Entries:
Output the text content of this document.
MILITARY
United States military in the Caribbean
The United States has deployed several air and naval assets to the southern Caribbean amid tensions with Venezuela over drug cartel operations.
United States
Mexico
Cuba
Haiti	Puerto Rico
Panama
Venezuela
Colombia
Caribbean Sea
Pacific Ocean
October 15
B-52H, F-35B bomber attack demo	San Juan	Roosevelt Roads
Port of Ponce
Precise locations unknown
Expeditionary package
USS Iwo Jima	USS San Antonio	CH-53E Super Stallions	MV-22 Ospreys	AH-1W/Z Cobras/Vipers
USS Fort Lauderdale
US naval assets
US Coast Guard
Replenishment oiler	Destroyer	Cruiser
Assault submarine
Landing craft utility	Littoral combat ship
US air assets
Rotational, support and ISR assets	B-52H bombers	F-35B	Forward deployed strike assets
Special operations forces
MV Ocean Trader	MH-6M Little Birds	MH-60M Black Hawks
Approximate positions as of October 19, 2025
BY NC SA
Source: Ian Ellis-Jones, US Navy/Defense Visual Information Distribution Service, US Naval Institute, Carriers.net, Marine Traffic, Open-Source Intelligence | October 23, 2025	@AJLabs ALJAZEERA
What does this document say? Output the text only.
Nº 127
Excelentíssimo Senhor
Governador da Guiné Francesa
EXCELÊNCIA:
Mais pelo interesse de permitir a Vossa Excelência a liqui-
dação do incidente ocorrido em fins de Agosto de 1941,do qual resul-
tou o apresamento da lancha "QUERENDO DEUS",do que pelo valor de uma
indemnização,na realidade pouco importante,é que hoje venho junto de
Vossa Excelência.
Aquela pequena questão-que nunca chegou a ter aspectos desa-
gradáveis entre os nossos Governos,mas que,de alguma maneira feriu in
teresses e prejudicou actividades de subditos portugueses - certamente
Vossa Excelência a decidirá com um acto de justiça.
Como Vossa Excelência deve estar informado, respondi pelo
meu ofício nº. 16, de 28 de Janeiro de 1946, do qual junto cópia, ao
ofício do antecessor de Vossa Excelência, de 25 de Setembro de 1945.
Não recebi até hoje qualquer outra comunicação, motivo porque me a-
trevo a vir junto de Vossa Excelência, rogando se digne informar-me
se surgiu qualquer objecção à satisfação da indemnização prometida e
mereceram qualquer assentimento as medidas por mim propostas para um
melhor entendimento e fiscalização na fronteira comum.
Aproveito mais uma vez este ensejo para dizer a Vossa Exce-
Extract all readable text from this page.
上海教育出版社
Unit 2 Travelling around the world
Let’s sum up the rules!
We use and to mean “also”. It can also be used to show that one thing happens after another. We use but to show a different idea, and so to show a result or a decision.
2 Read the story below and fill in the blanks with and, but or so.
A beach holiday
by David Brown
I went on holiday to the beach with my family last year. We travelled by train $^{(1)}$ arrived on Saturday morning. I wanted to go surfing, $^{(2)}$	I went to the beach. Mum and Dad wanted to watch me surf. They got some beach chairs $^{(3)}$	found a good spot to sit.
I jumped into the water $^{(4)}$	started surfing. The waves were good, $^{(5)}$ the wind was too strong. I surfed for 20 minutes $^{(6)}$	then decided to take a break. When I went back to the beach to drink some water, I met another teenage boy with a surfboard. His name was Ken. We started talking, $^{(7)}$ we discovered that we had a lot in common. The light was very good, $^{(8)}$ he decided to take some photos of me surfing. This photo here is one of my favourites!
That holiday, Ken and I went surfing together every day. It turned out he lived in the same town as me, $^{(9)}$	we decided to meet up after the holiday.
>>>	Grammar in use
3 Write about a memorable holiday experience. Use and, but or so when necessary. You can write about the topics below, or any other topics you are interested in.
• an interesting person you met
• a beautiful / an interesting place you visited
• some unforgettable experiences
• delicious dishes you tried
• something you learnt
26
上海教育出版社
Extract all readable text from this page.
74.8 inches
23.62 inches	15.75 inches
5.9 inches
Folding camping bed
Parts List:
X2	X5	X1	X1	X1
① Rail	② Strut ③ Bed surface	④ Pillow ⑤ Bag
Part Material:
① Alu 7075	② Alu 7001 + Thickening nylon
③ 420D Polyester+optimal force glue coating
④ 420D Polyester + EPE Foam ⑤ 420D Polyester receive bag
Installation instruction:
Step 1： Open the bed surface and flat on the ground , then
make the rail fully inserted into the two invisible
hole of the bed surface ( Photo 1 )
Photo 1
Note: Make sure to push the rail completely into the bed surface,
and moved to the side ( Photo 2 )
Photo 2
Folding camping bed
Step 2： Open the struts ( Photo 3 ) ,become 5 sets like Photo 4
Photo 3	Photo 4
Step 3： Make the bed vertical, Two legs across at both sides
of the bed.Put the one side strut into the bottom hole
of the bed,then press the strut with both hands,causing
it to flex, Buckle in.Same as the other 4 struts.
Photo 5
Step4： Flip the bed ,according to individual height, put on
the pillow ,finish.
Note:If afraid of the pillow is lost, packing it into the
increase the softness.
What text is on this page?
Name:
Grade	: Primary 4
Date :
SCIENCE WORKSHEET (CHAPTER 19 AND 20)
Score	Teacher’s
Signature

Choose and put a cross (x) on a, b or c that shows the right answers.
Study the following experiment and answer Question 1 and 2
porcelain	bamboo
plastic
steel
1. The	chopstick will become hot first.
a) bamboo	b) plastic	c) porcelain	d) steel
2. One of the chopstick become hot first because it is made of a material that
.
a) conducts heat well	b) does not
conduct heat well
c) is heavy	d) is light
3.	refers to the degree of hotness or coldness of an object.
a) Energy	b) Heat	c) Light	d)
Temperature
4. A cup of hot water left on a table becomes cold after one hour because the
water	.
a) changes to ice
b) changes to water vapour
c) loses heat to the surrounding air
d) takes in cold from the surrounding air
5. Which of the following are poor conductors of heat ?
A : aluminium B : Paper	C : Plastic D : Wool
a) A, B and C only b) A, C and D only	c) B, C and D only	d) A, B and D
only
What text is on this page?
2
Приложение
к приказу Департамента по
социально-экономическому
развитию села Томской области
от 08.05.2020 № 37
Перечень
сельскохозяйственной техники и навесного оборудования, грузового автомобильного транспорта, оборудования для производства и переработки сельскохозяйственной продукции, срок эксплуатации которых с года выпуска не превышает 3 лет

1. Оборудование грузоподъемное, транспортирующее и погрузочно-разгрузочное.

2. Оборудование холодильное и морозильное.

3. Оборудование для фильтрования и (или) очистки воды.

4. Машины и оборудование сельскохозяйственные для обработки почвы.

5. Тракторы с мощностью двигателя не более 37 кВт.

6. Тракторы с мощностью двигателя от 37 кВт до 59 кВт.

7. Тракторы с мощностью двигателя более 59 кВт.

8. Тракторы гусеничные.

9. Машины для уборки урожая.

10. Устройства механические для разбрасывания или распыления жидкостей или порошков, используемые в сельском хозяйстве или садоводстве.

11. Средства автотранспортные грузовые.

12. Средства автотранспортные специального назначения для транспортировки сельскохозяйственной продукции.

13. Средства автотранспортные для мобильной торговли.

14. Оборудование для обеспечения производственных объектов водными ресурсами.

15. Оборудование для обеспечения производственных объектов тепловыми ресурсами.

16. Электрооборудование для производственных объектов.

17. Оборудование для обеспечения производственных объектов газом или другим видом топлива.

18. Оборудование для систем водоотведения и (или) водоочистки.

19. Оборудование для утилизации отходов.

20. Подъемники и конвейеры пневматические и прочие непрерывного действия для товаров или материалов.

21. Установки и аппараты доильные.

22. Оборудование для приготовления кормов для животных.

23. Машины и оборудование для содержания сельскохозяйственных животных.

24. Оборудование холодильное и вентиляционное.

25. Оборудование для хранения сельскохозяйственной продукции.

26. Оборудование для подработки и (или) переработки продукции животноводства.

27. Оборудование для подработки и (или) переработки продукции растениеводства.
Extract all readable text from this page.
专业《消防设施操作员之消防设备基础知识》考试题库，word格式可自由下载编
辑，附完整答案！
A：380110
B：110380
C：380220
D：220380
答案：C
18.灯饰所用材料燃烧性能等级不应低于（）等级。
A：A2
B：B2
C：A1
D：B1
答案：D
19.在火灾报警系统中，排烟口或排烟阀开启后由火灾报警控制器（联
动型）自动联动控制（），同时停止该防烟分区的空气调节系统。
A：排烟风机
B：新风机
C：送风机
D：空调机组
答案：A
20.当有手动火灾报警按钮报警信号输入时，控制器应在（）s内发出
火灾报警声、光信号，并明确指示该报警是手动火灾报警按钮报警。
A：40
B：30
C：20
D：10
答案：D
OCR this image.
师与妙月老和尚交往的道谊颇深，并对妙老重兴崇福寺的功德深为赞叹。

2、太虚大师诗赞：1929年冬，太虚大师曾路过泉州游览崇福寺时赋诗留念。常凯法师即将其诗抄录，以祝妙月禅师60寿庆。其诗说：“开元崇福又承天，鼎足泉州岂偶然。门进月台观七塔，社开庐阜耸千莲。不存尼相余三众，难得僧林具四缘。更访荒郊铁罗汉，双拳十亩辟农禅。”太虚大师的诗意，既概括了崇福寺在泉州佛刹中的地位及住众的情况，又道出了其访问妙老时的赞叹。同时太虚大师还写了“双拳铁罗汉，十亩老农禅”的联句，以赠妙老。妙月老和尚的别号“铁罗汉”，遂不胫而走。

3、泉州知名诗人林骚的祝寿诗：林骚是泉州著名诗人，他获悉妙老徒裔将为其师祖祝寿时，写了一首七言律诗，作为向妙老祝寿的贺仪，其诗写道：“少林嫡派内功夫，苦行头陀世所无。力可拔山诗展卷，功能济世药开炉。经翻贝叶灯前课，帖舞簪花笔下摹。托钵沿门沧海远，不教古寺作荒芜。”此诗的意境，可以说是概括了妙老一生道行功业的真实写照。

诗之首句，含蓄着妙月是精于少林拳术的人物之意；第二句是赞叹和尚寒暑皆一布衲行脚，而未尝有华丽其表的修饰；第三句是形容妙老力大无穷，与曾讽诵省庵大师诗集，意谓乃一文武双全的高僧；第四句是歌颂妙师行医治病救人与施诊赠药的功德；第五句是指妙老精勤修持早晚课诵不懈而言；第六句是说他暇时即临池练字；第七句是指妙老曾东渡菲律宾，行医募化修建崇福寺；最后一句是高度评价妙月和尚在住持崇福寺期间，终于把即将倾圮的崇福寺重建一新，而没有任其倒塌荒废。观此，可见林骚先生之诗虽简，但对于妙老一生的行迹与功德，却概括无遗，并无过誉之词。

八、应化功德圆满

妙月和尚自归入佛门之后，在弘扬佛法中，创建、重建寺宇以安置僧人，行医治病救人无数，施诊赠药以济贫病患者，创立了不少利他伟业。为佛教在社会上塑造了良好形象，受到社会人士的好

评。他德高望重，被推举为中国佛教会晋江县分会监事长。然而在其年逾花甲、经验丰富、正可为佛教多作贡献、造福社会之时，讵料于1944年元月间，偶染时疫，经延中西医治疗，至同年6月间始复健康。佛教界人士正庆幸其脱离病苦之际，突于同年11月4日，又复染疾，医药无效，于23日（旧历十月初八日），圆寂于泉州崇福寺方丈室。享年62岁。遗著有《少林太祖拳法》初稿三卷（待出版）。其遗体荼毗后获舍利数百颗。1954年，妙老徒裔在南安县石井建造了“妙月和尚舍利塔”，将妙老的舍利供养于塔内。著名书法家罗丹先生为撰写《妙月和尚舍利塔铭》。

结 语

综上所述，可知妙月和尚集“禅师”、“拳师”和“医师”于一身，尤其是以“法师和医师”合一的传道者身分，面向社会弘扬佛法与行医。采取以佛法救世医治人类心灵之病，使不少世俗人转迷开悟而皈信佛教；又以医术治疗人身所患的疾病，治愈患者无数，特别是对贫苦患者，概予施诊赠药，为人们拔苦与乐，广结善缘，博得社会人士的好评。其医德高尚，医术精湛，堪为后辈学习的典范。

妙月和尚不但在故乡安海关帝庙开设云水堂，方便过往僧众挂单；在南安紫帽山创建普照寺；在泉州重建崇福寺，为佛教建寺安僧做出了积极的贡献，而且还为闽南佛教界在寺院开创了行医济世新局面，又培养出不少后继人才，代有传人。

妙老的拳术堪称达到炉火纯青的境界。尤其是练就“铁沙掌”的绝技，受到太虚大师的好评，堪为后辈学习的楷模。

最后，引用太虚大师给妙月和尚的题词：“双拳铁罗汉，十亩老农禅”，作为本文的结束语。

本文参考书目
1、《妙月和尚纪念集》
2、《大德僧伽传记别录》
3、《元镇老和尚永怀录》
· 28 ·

Problem details:
Show, from the listing above, each line that contains the word "porcelain".

Task result:
porcelain	bamboo
a) bamboo	b) plastic	c) porcelain	d) steel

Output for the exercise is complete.